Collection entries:

+---+

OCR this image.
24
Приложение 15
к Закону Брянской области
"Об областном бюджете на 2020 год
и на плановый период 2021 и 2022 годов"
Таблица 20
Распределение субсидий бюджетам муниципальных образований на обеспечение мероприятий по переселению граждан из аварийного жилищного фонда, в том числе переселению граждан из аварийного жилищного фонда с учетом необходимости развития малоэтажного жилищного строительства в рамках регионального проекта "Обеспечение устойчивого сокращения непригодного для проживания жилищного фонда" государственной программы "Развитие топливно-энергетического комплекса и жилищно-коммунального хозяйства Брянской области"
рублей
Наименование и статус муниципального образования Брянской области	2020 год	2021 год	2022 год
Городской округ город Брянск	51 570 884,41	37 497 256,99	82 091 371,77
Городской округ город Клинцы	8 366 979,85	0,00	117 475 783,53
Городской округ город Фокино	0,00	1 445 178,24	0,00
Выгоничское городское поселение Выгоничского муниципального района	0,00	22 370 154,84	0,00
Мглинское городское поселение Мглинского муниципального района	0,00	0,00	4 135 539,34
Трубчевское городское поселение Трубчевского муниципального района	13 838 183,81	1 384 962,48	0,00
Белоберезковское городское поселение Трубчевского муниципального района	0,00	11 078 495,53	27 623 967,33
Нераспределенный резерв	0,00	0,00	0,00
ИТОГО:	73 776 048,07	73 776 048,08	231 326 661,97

+---+

Extract the listing in its entirety, matching it exactly.

**TASK ANSWER**
OCR this image.
24
Приложение 15
к Закону Брянской области
"Об областном бюджете на 2020 год
и на плановый период 2021 и 2022 годов"
Таблица 20
Распределение субсидий бюджетам муниципальных образований на обеспечение мероприятий по переселению граждан из аварийного жилищного фонда, в том числе переселению граждан из аварийного жилищного фонда с учетом необходимости развития малоэтажного жилищного строительства в рамках регионального проекта "Обеспечение устойчивого сокращения непригодного для проживания жилищного фонда" государственной программы "Развитие топливно-энергетического комплекса и жилищно-коммунального хозяйства Брянской области"
рублей
Наименование и статус муниципального образования Брянской области	2020 год	2021 год	2022 год
Городской округ город Брянск	51 570 884,41	37 497 256,99	82 091 371,77
Городской округ город Клинцы	8 366 979,85	0,00	117 475 783,53
Городской округ город Фокино	0,00	1 445 178,24	0,00
Выгоничское городское поселение Выгоничского муниципального района	0,00	22 370 154,84	0,00
Мглинское городское поселение Мглинского муниципального района	0,00	0,00	4 135 539,34
Трубчевское городское поселение Трубчевского муниципального района	13 838 183,81	1 384 962,48	0,00
Белоберезковское городское поселение Трубчевского муниципального района	0,00	11 078 495,53	27 623 967,33
Нераспределенный резерв	0,00	0,00	0,00
ИТОГО:	73 776 048,07	73 776 048,08	231 326 661,97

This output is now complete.